▶ Raw data
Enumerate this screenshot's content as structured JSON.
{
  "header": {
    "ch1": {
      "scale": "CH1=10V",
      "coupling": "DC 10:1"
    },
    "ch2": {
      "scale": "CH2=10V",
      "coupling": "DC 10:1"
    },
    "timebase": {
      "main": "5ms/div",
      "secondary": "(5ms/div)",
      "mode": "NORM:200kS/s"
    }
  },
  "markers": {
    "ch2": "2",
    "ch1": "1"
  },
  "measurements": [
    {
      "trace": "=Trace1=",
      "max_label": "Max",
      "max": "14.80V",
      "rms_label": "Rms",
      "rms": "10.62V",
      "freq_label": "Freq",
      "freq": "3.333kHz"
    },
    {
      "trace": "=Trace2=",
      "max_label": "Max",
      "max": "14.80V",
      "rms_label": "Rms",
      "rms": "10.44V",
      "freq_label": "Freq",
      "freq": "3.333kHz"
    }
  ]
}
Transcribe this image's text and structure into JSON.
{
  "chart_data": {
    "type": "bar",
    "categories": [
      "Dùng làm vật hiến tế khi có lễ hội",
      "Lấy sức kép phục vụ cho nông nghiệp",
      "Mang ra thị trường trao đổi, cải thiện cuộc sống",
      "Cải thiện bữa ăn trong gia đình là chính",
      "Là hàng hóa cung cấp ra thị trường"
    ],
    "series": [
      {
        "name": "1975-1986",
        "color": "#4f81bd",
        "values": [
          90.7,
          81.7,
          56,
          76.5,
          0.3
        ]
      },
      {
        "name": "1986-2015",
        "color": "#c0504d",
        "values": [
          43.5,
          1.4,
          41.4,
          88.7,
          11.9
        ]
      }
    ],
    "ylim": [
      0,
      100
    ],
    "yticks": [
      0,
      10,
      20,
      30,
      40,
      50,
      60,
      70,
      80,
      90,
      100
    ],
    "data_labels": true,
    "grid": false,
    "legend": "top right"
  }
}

▶ Your task
Find the word "this" and list each line it appears in.

▶ Reply to the task
Enumerate this screenshot's content as structured JSON.
Transcribe this image's text and structure into JSON.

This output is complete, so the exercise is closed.